Directions for this task: What is the number of lines in these entries that contain "самоуправления"? State it alone.
─── Task material
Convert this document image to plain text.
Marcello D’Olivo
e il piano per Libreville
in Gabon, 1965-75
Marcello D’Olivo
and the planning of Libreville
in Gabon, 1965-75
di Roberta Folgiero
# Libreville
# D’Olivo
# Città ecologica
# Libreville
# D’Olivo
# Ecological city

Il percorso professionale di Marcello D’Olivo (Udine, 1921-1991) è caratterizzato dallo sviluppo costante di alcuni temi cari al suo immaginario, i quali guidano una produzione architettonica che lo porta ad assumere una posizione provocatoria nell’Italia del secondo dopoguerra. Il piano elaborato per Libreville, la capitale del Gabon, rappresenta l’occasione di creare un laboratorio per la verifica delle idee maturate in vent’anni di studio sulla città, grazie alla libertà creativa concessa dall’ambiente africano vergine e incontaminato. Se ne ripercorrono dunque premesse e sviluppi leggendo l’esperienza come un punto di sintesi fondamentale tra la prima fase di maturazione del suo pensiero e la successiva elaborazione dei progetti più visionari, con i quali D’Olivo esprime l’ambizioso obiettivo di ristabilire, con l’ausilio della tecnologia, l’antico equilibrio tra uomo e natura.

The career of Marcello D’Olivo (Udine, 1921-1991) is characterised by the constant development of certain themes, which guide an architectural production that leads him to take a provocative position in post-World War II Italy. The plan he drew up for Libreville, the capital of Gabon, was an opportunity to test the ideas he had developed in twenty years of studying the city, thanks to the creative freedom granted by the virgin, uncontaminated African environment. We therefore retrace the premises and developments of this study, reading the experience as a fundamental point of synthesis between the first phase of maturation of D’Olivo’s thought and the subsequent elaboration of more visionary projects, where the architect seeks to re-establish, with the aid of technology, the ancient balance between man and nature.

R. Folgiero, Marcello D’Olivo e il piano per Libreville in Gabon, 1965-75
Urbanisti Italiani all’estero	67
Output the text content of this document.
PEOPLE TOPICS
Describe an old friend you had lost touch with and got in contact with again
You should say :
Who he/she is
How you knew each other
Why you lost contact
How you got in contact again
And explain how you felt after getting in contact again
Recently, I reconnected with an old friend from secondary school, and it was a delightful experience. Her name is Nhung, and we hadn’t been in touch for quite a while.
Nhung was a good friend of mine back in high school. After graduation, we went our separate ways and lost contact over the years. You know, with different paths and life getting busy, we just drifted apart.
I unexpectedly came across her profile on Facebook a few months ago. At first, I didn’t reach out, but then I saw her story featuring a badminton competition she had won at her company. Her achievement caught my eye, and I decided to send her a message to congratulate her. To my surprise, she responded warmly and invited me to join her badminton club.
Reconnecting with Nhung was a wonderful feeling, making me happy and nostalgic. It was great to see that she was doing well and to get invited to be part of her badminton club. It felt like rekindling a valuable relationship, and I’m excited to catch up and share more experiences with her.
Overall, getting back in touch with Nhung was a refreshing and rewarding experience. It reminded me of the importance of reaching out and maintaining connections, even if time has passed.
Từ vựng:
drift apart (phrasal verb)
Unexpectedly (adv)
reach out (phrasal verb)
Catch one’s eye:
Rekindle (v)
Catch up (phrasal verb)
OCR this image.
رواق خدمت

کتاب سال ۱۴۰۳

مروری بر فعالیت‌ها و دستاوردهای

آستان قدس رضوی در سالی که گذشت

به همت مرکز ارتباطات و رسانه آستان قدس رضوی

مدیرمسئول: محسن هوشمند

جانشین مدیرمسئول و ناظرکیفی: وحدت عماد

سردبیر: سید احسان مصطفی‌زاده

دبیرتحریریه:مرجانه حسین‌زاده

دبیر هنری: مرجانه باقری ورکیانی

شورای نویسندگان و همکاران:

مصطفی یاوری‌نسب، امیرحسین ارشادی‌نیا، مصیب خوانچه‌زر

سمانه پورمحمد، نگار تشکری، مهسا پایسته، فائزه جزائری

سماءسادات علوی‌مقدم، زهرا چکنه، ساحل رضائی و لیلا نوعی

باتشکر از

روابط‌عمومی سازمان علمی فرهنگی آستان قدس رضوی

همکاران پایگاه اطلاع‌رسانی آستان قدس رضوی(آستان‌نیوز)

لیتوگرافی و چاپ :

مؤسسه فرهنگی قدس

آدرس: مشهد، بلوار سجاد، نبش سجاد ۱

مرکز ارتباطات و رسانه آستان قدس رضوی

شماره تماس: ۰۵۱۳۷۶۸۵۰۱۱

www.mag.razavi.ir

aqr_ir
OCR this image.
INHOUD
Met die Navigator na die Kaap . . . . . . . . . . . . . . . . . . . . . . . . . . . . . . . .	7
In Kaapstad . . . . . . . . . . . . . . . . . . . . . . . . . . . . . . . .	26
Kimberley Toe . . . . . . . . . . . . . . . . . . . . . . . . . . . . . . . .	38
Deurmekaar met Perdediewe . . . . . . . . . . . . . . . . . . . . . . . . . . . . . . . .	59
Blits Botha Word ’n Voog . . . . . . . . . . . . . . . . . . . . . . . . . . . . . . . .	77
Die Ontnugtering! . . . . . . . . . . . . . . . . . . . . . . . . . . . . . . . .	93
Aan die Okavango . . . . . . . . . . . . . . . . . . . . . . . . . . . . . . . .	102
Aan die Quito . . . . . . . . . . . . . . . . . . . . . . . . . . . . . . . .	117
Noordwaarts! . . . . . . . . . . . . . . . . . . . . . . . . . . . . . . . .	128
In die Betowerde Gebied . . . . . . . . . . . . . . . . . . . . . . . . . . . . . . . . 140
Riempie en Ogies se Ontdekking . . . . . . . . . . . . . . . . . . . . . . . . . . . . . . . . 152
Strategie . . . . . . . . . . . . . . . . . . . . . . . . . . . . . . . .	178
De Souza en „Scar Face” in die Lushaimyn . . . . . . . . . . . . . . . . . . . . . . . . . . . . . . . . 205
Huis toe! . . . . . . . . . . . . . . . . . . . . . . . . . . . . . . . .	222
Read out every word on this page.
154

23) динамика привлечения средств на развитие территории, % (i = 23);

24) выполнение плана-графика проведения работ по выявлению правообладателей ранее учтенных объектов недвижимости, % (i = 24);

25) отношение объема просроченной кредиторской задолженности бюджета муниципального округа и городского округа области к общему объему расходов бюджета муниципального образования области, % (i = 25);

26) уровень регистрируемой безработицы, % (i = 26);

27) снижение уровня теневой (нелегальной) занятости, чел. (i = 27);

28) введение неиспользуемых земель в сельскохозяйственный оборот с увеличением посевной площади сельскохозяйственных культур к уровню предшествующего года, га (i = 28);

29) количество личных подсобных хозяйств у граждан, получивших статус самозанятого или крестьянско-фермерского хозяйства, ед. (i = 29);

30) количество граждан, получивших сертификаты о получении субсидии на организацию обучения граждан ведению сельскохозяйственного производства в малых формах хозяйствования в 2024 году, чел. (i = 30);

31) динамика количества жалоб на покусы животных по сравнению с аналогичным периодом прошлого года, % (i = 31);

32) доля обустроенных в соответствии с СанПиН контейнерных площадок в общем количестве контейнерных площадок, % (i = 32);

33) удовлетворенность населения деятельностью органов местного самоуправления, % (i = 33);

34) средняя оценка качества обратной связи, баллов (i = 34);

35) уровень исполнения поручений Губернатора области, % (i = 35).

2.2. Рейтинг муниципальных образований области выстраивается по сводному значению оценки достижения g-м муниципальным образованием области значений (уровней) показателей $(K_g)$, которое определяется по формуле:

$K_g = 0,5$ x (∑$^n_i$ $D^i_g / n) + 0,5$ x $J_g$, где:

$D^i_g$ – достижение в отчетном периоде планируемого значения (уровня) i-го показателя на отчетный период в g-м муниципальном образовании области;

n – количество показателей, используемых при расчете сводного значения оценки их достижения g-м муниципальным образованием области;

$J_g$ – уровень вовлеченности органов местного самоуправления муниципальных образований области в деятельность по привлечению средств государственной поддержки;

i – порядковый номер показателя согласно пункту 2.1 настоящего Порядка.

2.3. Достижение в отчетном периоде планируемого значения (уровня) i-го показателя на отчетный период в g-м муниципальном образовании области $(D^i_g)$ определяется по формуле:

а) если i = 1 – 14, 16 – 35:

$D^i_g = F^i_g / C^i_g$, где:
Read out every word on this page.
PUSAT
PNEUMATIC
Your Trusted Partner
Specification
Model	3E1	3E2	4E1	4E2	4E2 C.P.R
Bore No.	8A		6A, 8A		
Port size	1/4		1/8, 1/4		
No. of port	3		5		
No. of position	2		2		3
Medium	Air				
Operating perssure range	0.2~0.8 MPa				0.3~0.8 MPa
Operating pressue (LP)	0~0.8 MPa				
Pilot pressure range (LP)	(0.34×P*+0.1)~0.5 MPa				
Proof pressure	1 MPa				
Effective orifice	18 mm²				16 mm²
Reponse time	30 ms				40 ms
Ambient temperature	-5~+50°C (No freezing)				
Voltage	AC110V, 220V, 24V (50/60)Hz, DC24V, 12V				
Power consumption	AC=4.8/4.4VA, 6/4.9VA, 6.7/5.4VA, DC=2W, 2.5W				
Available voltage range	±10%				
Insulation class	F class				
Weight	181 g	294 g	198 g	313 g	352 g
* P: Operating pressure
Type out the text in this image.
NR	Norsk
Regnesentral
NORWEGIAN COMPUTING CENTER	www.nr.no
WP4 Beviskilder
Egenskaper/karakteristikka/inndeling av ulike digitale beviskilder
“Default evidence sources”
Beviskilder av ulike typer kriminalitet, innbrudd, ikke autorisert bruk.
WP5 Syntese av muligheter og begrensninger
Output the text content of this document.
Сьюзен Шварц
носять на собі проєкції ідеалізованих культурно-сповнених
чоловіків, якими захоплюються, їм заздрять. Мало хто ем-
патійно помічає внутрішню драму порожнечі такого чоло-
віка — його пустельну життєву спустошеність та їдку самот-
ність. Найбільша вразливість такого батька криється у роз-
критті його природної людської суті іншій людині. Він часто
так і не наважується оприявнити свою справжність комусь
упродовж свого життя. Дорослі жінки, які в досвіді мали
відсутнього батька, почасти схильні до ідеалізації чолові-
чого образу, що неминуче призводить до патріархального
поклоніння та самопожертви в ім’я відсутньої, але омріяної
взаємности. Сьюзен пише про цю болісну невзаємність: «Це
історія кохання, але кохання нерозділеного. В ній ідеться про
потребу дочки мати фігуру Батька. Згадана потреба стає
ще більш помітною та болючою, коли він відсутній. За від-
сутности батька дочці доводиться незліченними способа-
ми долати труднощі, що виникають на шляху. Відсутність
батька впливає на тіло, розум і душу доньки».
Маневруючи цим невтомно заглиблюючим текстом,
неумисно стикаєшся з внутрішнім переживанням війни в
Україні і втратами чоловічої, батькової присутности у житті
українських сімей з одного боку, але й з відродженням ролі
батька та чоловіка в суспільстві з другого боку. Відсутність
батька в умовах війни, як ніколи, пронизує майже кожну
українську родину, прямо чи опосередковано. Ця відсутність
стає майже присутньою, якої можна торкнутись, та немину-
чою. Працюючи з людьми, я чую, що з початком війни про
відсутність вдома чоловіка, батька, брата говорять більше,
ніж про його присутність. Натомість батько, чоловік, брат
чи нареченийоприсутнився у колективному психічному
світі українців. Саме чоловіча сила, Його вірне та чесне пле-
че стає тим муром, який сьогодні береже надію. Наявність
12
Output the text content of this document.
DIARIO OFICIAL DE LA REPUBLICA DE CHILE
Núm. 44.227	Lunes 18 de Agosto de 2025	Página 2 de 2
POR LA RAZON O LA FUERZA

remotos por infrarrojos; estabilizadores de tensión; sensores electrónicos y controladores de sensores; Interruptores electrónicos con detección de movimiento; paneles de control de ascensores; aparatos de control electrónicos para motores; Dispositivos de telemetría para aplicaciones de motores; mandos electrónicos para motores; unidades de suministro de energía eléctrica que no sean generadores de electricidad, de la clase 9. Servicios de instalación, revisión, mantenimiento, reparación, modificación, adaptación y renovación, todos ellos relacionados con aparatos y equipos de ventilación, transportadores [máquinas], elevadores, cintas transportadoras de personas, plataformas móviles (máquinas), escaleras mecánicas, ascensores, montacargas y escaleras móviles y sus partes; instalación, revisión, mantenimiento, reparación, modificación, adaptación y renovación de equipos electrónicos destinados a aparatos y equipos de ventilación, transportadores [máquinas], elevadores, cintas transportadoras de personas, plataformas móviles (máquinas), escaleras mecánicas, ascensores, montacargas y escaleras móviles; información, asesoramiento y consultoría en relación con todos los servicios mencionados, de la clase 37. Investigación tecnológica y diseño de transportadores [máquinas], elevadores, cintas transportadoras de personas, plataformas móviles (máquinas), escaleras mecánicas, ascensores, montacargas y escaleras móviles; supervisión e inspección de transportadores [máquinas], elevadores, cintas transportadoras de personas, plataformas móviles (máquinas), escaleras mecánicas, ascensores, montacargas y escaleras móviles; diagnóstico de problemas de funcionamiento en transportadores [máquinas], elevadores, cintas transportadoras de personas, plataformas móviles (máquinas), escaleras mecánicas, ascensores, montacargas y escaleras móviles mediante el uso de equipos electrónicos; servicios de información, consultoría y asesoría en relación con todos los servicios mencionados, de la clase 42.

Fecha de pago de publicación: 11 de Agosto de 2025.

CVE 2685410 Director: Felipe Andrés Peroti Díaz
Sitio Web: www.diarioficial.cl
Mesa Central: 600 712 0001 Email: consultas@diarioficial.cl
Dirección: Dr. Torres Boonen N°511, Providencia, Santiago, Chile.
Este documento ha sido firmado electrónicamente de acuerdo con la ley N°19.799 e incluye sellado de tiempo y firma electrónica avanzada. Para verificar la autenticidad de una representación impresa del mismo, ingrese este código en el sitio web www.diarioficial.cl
──────
Final result: 2